# Exercise task
Repeat the listing in full, exactly as it stands.

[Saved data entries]
%%

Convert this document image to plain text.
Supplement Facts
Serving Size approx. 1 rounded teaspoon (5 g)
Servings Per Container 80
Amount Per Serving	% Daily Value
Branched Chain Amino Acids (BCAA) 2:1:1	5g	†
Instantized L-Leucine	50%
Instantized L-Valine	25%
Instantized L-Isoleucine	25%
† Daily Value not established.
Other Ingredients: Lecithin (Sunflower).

%%

# Result below
Convert this document image to plain text.
Supplement Facts
Serving Size approx. 1 rounded teaspoon (5 g)
Servings Per Container 80
Amount Per Serving	% Daily Value
Branched Chain Amino Acids (BCAA) 2:1:1	5g	†
Instantized L-Leucine	50%
Instantized L-Valine	25%
Instantized L-Isoleucine	25%
† Daily Value not established.
Other Ingredients: Lecithin (Sunflower).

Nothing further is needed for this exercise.